# Items from a figure collection

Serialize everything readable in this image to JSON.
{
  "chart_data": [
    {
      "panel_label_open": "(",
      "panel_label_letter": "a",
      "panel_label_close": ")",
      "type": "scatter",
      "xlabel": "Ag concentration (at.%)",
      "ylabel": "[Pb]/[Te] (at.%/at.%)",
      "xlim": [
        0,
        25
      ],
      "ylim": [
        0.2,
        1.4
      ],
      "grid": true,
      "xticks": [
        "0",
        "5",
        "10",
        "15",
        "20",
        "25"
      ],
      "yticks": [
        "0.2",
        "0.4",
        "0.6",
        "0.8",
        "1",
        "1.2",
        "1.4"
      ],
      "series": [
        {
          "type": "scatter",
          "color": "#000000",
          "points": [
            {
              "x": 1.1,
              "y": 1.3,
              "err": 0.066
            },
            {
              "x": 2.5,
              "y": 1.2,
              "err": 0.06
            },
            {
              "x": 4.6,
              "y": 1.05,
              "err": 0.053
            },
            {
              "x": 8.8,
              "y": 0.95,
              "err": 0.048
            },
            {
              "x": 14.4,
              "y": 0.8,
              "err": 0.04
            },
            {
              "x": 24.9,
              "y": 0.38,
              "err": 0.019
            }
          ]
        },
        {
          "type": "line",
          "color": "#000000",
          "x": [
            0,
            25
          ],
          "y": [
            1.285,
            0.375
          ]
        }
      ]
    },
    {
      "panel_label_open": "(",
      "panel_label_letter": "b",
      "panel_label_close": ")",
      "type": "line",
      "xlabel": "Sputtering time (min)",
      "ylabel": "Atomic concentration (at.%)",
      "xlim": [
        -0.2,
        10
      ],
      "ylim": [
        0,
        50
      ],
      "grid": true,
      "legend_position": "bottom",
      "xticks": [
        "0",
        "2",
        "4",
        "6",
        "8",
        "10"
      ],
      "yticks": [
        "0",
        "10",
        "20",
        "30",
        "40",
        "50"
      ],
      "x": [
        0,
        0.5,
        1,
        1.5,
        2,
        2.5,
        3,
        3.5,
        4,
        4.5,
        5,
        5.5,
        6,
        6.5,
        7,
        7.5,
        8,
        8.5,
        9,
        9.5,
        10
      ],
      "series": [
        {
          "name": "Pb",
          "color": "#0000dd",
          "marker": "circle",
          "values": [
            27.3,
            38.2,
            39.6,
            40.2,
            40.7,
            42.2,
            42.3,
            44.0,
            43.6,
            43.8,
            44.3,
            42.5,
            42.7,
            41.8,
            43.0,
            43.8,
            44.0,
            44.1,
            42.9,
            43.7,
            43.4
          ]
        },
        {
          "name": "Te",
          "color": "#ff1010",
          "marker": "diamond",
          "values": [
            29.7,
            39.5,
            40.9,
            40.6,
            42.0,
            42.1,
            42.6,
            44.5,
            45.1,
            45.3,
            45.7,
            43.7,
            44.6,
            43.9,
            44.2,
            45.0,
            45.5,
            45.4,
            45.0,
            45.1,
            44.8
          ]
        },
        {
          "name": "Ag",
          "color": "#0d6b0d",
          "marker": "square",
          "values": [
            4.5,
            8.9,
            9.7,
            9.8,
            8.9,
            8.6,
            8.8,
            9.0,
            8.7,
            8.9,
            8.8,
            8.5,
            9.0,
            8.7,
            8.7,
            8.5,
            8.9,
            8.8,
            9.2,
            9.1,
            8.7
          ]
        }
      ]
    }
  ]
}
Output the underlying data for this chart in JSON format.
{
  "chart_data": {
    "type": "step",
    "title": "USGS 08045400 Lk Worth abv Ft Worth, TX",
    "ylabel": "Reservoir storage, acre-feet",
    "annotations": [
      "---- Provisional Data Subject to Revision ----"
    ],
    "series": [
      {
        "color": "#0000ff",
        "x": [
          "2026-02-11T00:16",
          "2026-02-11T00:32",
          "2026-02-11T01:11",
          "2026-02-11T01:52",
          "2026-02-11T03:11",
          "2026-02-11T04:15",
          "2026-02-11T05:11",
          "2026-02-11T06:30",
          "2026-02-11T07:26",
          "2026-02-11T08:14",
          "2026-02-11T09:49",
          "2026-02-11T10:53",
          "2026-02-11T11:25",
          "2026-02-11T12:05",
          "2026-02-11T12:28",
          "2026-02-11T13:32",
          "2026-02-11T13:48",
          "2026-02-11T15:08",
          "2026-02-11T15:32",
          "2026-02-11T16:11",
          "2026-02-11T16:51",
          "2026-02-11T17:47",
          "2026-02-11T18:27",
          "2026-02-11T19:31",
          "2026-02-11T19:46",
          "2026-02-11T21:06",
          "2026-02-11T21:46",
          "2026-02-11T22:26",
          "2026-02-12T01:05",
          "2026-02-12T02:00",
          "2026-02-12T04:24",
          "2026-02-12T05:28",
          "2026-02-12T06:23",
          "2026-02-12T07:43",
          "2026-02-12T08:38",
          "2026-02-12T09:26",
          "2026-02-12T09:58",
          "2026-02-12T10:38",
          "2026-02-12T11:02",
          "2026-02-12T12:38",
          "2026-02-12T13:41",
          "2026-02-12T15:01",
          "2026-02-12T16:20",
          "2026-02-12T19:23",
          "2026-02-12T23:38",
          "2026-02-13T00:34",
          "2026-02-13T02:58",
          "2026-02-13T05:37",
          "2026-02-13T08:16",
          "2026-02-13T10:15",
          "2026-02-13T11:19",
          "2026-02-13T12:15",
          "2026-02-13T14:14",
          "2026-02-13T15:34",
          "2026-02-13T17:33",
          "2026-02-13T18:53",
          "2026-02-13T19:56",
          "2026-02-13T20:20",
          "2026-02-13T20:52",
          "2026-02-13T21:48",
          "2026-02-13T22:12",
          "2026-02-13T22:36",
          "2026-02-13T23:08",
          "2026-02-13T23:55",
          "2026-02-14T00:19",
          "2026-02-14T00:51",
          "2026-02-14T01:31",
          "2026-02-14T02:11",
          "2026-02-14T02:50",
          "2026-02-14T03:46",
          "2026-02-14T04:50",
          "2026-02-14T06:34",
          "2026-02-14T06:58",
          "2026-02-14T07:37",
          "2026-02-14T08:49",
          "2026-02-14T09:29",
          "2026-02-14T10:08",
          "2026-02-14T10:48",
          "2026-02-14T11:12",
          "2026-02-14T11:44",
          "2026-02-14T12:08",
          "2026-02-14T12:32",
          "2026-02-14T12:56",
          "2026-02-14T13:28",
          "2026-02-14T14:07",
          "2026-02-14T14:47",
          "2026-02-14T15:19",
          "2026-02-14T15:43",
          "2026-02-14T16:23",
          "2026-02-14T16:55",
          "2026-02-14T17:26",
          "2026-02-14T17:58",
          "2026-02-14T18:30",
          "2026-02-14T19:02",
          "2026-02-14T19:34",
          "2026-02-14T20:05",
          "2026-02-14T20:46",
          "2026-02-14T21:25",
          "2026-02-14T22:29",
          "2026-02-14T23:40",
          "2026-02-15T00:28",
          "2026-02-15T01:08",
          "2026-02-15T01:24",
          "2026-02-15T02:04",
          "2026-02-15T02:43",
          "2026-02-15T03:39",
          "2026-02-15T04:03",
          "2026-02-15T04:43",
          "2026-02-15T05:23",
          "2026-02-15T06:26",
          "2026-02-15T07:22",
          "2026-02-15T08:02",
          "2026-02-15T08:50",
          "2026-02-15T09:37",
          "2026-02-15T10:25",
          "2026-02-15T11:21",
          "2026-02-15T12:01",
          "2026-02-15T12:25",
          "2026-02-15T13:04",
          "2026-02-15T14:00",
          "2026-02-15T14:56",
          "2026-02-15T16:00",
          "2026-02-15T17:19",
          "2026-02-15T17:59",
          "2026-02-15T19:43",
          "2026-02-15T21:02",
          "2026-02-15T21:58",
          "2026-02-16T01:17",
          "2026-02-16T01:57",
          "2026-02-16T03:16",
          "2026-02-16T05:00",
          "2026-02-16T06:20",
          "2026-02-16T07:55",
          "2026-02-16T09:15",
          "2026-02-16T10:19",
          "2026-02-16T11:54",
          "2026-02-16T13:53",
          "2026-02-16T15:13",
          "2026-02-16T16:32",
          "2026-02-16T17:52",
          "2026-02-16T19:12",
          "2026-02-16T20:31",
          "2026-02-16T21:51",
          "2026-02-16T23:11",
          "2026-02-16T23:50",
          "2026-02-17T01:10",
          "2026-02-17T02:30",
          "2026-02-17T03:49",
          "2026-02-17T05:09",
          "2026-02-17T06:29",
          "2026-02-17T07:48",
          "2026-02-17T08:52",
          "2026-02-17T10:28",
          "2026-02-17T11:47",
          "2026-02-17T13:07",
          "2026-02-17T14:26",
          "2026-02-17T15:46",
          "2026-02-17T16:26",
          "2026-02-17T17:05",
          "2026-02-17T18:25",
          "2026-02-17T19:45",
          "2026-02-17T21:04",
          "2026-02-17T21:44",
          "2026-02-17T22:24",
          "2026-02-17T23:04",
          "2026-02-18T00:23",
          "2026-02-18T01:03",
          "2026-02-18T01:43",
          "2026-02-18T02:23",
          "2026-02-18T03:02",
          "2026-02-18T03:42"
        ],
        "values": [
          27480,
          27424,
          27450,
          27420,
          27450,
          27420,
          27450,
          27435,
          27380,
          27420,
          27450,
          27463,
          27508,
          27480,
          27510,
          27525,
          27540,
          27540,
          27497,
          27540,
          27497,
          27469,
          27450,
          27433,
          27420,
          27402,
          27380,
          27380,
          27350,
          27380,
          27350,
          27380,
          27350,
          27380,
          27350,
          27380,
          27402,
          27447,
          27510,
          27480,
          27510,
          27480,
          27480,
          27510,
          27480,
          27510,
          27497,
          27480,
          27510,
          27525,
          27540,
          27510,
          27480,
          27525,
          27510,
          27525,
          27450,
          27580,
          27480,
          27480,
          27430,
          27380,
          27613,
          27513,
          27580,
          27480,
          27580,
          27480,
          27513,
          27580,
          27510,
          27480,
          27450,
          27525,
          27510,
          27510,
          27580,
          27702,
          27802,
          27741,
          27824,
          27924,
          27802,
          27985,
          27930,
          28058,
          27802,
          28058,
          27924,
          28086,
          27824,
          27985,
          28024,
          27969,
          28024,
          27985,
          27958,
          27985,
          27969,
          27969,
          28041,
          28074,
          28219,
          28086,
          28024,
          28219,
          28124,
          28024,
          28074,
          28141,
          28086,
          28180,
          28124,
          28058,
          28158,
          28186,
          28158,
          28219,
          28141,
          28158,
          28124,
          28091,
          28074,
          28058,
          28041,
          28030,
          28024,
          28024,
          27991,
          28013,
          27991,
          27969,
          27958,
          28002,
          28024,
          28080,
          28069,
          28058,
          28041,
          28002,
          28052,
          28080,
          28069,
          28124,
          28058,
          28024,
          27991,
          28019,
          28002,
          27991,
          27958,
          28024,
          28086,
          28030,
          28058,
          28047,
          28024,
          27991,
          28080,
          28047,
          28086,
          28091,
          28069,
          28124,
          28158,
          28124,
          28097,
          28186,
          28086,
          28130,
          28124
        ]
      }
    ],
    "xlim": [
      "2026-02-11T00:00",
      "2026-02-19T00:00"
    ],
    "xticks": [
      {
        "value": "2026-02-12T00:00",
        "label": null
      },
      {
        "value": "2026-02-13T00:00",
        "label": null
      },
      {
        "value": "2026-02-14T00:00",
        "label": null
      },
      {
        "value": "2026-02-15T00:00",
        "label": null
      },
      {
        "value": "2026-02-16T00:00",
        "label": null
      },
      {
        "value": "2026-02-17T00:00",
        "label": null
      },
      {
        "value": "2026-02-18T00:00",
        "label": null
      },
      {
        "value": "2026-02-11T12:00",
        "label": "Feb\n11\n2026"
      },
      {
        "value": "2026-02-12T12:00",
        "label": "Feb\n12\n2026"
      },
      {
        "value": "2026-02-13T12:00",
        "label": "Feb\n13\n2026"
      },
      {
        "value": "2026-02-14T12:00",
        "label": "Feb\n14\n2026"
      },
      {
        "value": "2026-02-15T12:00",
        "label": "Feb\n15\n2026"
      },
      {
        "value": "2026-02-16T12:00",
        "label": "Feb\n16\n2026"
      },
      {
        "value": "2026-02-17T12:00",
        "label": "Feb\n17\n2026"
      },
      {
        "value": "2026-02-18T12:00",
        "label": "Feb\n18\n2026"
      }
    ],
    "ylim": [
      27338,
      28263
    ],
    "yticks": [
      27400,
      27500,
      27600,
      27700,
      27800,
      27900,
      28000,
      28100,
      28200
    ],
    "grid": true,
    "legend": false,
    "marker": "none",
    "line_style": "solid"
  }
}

# PROMPT
Pull out every line in the material above where "JSON" occurs.

# EXPECTED ANSWER
Serialize everything readable in this image to JSON.
Output the underlying data for this chart in JSON format.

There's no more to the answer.